[Aim of the exercise]
Go through the entries below, tally each line with the string "icon", and give the final number by itself.

[Material to process]
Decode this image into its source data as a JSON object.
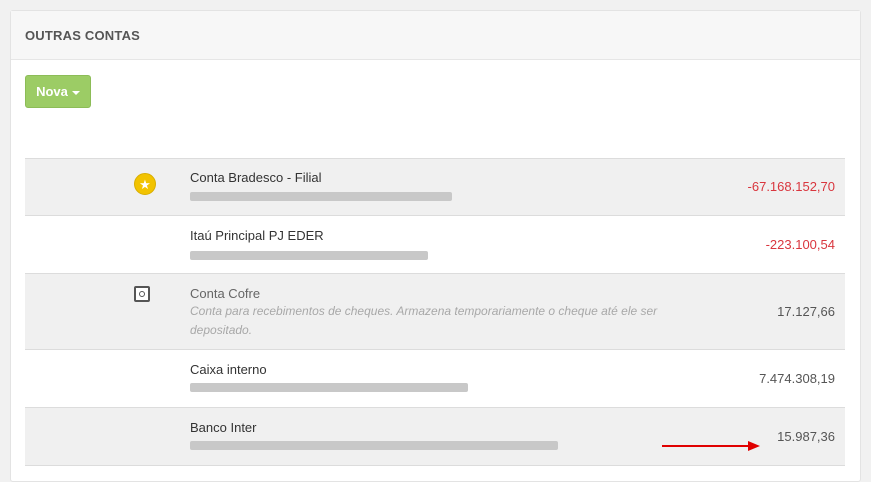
{
  "panel": {
    "title": "OUTRAS CONTAS",
    "new_button_label": "Nova"
  },
  "accounts": [
    {
      "name": "Conta Bradesco - Filial",
      "icon": "star-icon",
      "amount": "-67.168.152,70",
      "amount_color": "#d9363e"
    },
    {
      "name": "Itaú Principal PJ EDER",
      "icon": "",
      "amount": "-223.100,54",
      "amount_color": "#d9363e"
    },
    {
      "name": "Conta Cofre",
      "icon": "safe-icon",
      "description": "Conta para recebimentos de cheques. Armazena temporariamente o cheque até ele ser depositado.",
      "amount": "17.127,66",
      "amount_color": "#555555"
    },
    {
      "name": "Caixa interno",
      "icon": "",
      "amount": "7.474.308,19",
      "amount_color": "#555555"
    },
    {
      "name": "Banco Inter",
      "icon": "",
      "amount": "15.987,36",
      "amount_color": "#555555"
    }
  ],
  "colors": {
    "accent_button": "#9ccc65",
    "negative": "#d9363e",
    "annotation_arrow": "#e00000"
  }
}
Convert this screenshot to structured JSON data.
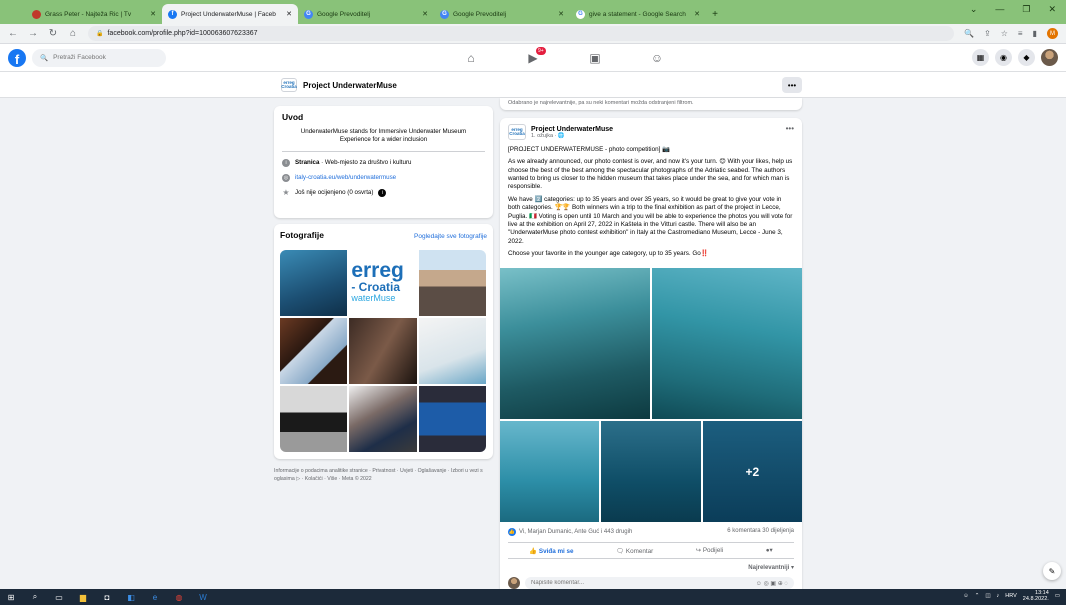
{
  "browser": {
    "tabs": [
      {
        "title": "Grass Peter - Najteža Ric | Tv",
        "active": false
      },
      {
        "title": "Project UnderwaterMuse | Faceb",
        "active": true
      },
      {
        "title": "Google Prevoditelj",
        "active": false
      },
      {
        "title": "Google Prevoditelj",
        "active": false
      },
      {
        "title": "give a statement - Google Search",
        "active": false
      }
    ],
    "url": "facebook.com/profile.php?id=100063607623367",
    "profile_initial": "M"
  },
  "fb": {
    "search_placeholder": "Pretraži Facebook",
    "video_badge": "9+"
  },
  "page": {
    "name": "Project UnderwaterMuse",
    "logo_text": "erreg",
    "logo_sub": "Croatia"
  },
  "intro": {
    "title": "Uvod",
    "bio": "UnderwaterMuse stands for Immersive Underwater Museum Experience for a wider inclusion",
    "category_label": "Stranica",
    "category_value": " · Web-mjesto za društvo i kulturu",
    "website": "italy-croatia.eu/web/underwatermuse",
    "rating": "Još nije ocijenjeno (0 osvrta)"
  },
  "photos": {
    "title": "Fotografije",
    "see_all": "Pogledajte sve fotografije",
    "logo_line1": "erreg",
    "logo_line2": "- Croatia",
    "logo_line3": "waterMuse"
  },
  "footer": "Informacije o podacima analitike stranice · Privatnost · Uvjeti · Oglašavanje · Izbori u vezi s oglasima ▷ · Kolačići · Više · Meta © 2022",
  "top_strip": "Odabrano je najrelevantnije, pa su neki komentari možda odstranjeni filtrom.",
  "post": {
    "author": "Project UnderwaterMuse",
    "time": "1. ožujka · 🌐",
    "p1": "[PROJECT UNDERWATERMUSE - photo competition] 📷",
    "p2": "As we already announced, our photo contest is over, and now it's your turn. 😊 With your likes, help us choose the best of the best among the spectacular photographs of the Adriatic seabed. The authors wanted to bring us closer to the hidden museum that takes place under the sea, and for which man is responsible.",
    "p3": "We have 2️⃣ categories: up to 35 years and over 35 years, so it would be great to give your vote in both categories. 🏆🏆 Both winners win a trip to the final exhibition as part of the project in Lecce, Puglia. 🇮🇹 Voting is open until 10 March and you will be able to experience the photos you will vote for live at the exhibition on April 27, 2022 in Kaštela in the Vitturi castle. There will also be an \"UnderwaterMuse photo contest exhibition\" in Italy at the Castromediano Museum, Lecce - June 3, 2022.",
    "p4": "Choose your favorite in the younger age category, up to 35 years. Go‼️",
    "more_photos": "+2",
    "reactions": "Vi, Marjan Dumanic, Ante Guć i 443 drugih",
    "counts": "6 komentara  30 dijeljenja",
    "like_label": "Sviđa mi se",
    "comment_label": "Komentar",
    "share_label": "Podijeli",
    "sort_label": "Najrelevantniji ▾",
    "comment_placeholder": "Napišite komentar..."
  },
  "taskbar": {
    "lang": "HRV",
    "time": "13:14",
    "date": "24.8.2022."
  }
}
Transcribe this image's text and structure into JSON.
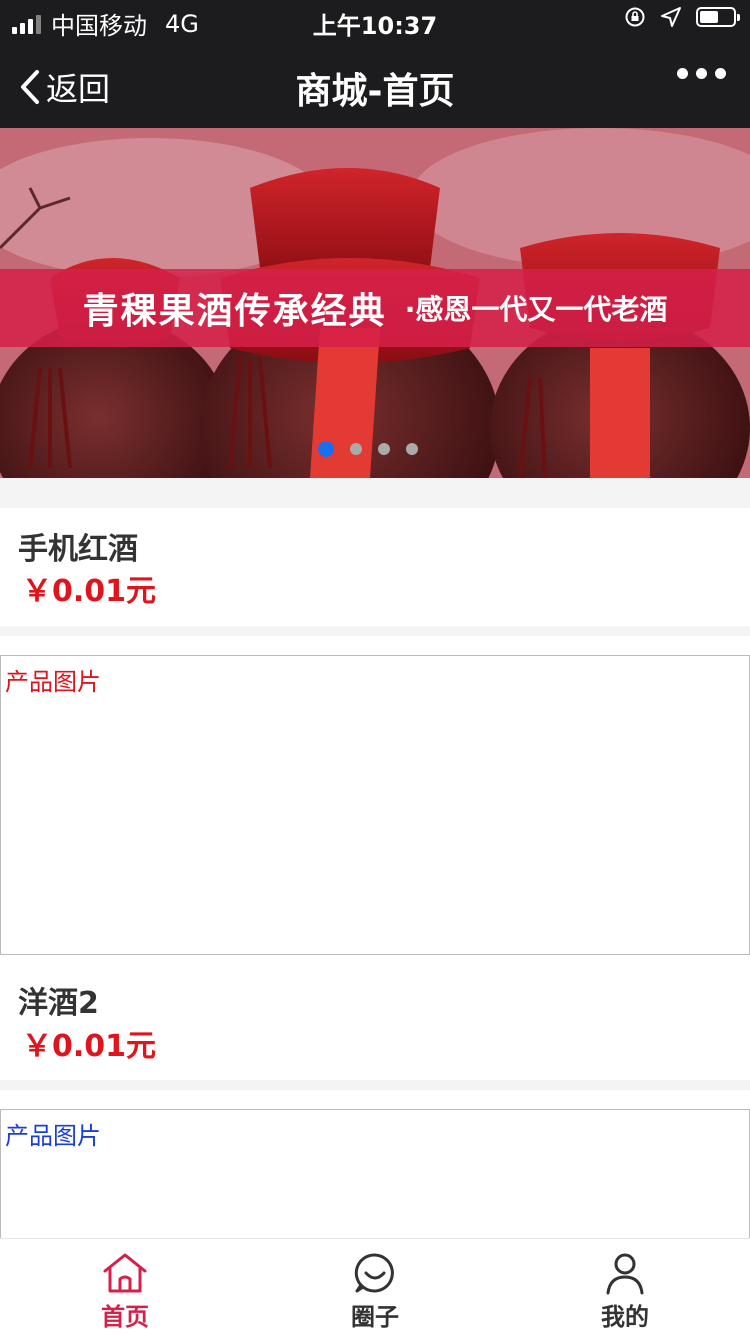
{
  "status": {
    "carrier": "中国移动",
    "network": "4G",
    "time": "上午10:37"
  },
  "nav": {
    "back_label": "返回",
    "title": "商城-首页"
  },
  "banner": {
    "headline": "青稞果酒传承经典",
    "subline": "·感恩一代又一代老酒",
    "dots": 4,
    "active_index": 0
  },
  "products": [
    {
      "name": "手机红酒",
      "price": "￥0.01元"
    },
    {
      "image_placeholder": "产品图片",
      "placeholder_color": "#e0141c",
      "name": "洋酒2",
      "price": "￥0.01元"
    },
    {
      "image_placeholder": "产品图片",
      "placeholder_color": "#1a3ed6"
    }
  ],
  "tabs": [
    {
      "label": "首页",
      "icon": "home-icon",
      "active": true
    },
    {
      "label": "圈子",
      "icon": "chat-icon",
      "active": false
    },
    {
      "label": "我的",
      "icon": "user-icon",
      "active": false
    }
  ],
  "colors": {
    "accent": "#d6204a",
    "price": "#e0141c",
    "dark_bar": "#1c1c1e"
  }
}
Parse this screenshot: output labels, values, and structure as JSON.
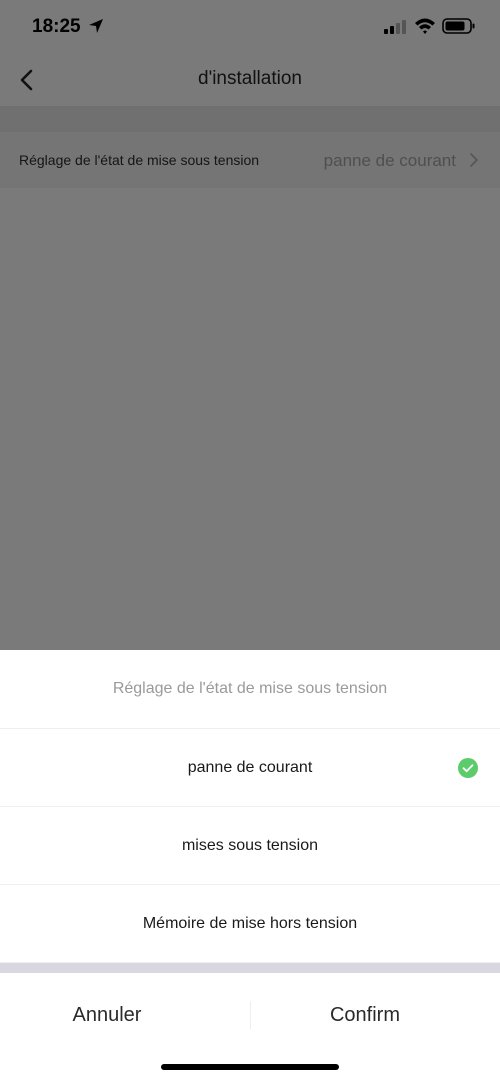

[Answer]
8